* Start Recorded information *

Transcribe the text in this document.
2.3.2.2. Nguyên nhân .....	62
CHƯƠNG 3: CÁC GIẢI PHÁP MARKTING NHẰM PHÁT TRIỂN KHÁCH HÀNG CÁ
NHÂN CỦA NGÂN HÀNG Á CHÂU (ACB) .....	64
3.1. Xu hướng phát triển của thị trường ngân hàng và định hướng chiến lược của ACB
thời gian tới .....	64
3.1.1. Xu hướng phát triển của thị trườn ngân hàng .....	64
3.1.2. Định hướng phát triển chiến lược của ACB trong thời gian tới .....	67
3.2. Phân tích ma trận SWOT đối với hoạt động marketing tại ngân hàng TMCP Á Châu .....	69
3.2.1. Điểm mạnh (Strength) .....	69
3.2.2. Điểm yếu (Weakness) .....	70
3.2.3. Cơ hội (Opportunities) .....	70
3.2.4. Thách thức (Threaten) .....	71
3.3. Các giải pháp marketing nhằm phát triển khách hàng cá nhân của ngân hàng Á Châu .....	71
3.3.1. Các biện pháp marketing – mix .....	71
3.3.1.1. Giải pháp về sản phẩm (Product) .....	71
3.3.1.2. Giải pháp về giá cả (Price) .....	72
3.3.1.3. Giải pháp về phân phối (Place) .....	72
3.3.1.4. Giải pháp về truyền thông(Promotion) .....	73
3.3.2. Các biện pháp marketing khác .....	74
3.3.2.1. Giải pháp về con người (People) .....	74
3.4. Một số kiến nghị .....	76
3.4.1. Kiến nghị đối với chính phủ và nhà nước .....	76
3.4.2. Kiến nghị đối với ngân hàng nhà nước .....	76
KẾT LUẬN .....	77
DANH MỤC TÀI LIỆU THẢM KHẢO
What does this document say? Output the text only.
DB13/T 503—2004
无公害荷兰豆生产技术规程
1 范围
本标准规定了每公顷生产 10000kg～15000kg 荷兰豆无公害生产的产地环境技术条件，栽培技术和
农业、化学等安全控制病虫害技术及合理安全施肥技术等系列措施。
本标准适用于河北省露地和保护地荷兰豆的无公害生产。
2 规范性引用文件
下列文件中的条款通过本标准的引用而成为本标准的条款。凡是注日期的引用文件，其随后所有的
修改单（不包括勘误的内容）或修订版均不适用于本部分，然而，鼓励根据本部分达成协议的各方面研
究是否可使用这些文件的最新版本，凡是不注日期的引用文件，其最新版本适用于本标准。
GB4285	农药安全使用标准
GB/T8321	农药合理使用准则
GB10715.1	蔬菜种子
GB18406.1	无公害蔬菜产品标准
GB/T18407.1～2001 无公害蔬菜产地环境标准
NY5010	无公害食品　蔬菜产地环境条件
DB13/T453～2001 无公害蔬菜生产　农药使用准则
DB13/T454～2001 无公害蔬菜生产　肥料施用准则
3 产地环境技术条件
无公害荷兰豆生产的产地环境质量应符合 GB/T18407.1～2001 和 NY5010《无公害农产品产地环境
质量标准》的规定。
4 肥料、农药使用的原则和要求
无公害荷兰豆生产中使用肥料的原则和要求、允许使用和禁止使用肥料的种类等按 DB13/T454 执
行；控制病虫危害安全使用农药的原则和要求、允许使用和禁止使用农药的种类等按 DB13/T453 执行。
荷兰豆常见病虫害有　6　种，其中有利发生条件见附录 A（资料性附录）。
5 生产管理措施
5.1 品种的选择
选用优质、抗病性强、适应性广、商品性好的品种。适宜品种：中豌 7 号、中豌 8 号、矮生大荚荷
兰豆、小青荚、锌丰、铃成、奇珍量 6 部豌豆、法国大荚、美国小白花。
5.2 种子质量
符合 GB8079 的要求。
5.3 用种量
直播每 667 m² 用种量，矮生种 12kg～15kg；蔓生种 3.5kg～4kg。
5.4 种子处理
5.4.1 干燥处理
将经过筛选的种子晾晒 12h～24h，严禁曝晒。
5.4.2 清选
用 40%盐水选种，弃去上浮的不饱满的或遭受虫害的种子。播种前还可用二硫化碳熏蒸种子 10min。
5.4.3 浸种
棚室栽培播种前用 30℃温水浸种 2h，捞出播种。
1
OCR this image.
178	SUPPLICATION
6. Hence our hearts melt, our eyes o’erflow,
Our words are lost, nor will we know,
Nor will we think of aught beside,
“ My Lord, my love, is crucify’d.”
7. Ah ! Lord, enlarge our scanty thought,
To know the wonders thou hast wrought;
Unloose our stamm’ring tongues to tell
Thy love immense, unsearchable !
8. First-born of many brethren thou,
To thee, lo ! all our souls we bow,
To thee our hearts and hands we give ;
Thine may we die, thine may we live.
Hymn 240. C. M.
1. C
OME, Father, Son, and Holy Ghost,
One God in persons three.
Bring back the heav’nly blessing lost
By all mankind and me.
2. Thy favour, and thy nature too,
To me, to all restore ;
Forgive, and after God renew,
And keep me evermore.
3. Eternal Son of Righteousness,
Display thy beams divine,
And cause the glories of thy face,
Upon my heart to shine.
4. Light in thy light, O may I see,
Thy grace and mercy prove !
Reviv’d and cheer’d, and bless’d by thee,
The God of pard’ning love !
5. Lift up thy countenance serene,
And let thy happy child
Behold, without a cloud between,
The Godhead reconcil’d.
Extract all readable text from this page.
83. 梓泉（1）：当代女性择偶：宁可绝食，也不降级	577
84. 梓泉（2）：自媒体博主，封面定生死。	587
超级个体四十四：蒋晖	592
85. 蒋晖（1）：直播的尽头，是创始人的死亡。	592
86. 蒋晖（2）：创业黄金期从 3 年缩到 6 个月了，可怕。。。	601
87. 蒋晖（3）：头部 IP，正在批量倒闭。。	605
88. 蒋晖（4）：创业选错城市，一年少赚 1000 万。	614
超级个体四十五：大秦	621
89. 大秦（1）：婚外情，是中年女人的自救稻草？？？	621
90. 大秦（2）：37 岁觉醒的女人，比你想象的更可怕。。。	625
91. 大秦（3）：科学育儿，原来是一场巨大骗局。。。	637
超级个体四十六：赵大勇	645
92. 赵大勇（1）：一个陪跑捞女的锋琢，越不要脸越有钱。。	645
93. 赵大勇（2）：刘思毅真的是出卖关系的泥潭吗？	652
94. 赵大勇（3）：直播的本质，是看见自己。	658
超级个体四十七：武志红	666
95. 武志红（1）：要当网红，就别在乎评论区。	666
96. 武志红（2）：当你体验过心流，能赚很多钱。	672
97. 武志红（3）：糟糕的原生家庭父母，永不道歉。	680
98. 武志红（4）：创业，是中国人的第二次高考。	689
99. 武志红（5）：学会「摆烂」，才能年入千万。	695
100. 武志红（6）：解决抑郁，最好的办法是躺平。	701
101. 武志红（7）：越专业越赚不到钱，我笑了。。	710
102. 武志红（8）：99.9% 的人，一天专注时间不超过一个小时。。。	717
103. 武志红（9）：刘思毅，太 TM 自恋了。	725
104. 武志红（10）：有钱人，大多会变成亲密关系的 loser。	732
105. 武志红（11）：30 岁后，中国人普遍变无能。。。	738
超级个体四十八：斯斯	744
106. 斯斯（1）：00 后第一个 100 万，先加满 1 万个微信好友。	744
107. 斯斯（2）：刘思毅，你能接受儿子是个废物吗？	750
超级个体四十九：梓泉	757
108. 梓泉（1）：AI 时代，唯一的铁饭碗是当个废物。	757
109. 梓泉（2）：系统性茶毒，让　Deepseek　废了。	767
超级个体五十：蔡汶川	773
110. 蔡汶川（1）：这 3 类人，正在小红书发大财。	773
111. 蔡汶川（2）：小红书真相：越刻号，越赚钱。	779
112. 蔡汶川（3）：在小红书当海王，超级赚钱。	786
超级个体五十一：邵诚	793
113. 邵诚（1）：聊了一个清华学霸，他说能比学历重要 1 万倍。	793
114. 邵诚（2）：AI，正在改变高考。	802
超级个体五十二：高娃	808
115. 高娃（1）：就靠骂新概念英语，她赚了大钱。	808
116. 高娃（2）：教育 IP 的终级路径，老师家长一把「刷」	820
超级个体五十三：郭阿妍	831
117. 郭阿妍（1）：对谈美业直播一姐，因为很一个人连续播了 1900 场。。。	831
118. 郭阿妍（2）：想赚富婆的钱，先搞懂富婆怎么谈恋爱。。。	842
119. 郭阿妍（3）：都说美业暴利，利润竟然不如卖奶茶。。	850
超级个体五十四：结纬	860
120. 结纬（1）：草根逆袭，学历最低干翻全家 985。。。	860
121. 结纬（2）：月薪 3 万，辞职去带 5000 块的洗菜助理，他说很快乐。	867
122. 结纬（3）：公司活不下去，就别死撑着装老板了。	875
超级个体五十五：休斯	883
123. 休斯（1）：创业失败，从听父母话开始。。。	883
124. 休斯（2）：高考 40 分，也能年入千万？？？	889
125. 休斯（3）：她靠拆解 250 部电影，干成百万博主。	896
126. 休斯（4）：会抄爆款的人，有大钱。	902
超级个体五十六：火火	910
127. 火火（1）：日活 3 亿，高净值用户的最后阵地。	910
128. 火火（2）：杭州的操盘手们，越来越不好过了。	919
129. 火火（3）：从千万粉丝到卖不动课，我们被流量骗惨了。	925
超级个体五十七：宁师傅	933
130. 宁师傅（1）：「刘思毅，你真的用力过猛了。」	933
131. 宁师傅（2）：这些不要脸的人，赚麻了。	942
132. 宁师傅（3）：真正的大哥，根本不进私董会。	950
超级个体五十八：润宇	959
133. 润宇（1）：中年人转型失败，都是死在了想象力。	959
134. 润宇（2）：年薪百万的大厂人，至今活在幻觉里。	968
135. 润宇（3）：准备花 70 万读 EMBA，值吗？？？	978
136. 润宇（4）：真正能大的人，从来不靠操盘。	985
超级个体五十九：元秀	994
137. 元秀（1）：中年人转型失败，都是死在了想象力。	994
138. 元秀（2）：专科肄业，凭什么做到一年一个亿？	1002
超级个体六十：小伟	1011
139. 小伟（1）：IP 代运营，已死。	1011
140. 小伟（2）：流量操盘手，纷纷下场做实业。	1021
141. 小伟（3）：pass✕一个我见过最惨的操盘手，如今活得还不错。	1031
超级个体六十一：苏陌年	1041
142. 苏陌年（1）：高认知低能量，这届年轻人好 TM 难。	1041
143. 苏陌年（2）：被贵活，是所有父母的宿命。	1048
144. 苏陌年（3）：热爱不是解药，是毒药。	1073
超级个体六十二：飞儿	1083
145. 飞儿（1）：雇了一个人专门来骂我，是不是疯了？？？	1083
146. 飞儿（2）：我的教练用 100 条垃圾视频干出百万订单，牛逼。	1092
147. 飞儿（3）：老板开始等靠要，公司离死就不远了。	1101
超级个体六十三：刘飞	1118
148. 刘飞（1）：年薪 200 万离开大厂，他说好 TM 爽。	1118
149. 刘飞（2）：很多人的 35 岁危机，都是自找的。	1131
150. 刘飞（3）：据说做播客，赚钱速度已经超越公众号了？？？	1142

* End Recorded information *

- _Aim_
Locate the string "love" in the listing above and copy every line where it occurs.

- _Result for this task_
“ My Lord, my love, is crucify’d.”
Thy love immense, unsearchable !
The God of pard’ning love !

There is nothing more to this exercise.